# [SHORT EXERCISE]
Set down the records below, starting with the first line and going on through the line containing "bell-icon xyxy=(39,246,59,266)". Keep every character as it stands.

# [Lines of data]
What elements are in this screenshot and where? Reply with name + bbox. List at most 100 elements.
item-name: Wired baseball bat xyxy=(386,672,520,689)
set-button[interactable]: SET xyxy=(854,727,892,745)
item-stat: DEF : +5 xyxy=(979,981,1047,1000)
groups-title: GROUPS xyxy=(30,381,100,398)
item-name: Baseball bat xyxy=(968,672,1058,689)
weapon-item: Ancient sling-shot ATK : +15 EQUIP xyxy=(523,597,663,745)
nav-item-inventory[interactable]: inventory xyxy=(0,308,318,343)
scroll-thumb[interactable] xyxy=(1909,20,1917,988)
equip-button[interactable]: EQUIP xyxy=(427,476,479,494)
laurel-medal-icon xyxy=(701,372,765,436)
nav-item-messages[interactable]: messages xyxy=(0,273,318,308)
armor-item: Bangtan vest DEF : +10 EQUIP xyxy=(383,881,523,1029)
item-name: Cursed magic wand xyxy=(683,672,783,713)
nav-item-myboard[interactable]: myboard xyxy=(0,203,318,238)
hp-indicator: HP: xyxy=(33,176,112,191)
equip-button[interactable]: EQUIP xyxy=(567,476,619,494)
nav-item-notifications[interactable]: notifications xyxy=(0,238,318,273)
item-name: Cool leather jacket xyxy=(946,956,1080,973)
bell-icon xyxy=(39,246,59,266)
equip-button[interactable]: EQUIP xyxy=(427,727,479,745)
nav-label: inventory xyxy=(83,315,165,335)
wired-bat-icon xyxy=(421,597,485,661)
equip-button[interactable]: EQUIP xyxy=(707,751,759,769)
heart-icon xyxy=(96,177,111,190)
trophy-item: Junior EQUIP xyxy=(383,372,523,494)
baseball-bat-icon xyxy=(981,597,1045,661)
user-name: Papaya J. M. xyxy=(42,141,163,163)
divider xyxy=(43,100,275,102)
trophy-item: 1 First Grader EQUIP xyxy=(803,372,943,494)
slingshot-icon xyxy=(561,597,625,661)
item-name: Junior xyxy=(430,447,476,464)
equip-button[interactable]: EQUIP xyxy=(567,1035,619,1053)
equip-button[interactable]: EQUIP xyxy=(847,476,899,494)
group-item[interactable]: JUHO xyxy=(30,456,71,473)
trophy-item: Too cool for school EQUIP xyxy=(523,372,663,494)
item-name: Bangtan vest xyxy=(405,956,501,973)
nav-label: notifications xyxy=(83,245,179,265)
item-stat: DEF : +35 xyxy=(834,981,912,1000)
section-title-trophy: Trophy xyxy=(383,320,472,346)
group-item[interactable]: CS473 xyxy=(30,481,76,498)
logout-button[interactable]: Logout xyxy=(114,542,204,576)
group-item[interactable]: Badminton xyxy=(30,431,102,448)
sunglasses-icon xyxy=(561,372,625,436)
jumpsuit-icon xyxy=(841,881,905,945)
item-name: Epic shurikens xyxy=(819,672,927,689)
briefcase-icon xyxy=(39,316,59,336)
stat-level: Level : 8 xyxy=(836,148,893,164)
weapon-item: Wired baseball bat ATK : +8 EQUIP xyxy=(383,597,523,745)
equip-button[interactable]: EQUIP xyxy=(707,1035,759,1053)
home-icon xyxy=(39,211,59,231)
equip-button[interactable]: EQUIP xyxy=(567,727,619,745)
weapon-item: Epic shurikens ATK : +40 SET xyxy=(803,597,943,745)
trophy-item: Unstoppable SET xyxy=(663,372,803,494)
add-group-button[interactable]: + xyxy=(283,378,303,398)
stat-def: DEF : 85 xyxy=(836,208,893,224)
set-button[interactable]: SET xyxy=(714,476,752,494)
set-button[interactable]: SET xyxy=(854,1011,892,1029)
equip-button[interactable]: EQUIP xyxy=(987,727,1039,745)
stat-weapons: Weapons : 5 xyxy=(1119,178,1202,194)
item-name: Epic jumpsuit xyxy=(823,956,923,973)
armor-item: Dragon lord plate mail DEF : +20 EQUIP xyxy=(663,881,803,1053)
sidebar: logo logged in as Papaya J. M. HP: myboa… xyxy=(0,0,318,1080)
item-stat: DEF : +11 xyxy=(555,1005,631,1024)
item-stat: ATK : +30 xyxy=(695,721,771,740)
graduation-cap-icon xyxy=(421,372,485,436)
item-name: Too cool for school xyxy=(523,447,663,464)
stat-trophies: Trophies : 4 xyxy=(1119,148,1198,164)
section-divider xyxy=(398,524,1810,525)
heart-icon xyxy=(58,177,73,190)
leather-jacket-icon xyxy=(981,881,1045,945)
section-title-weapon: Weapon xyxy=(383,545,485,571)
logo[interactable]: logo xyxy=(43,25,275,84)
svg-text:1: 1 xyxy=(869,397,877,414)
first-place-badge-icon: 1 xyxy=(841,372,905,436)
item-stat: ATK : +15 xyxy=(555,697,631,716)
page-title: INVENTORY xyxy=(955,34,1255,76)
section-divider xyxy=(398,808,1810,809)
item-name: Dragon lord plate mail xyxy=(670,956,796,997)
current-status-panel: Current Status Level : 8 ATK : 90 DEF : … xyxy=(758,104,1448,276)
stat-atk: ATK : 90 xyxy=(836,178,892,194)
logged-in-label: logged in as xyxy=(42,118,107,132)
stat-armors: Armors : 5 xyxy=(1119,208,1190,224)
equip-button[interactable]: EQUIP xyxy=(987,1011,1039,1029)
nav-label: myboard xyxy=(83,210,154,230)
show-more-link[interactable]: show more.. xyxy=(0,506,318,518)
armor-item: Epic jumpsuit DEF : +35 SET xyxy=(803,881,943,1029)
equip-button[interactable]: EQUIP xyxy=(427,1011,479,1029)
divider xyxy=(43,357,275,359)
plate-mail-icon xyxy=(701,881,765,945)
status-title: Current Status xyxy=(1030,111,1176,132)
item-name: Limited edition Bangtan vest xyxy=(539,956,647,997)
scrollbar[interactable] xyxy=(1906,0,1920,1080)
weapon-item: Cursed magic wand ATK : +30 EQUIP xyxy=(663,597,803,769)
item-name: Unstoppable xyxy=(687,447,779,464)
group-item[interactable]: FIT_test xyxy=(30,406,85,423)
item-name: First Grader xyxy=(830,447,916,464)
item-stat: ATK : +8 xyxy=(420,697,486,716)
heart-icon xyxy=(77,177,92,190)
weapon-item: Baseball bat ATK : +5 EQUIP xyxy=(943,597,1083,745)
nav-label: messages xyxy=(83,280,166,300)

# [TASK RESPONSE]
What elements are in this screenshot and where? Reply with name + bbox. List at most 100 elements.
item-name: Wired baseball bat xyxy=(386,672,520,689)
set-button[interactable]: SET xyxy=(854,727,892,745)
item-stat: DEF : +5 xyxy=(979,981,1047,1000)
groups-title: GROUPS xyxy=(30,381,100,398)
item-name: Baseball bat xyxy=(968,672,1058,689)
weapon-item: Ancient sling-shot ATK : +15 EQUIP xyxy=(523,597,663,745)
nav-item-inventory[interactable]: inventory xyxy=(0,308,318,343)
scroll-thumb[interactable] xyxy=(1909,20,1917,988)
equip-button[interactable]: EQUIP xyxy=(427,476,479,494)
laurel-medal-icon xyxy=(701,372,765,436)
nav-item-messages[interactable]: messages xyxy=(0,273,318,308)
armor-item: Bangtan vest DEF : +10 EQUIP xyxy=(383,881,523,1029)
item-name: Cursed magic wand xyxy=(683,672,783,713)
nav-item-myboard[interactable]: myboard xyxy=(0,203,318,238)
hp-indicator: HP: xyxy=(33,176,112,191)
equip-button[interactable]: EQUIP xyxy=(567,476,619,494)
nav-item-notifications[interactable]: notifications xyxy=(0,238,318,273)
item-name: Cool leather jacket xyxy=(946,956,1080,973)
bell-icon xyxy=(39,246,59,266)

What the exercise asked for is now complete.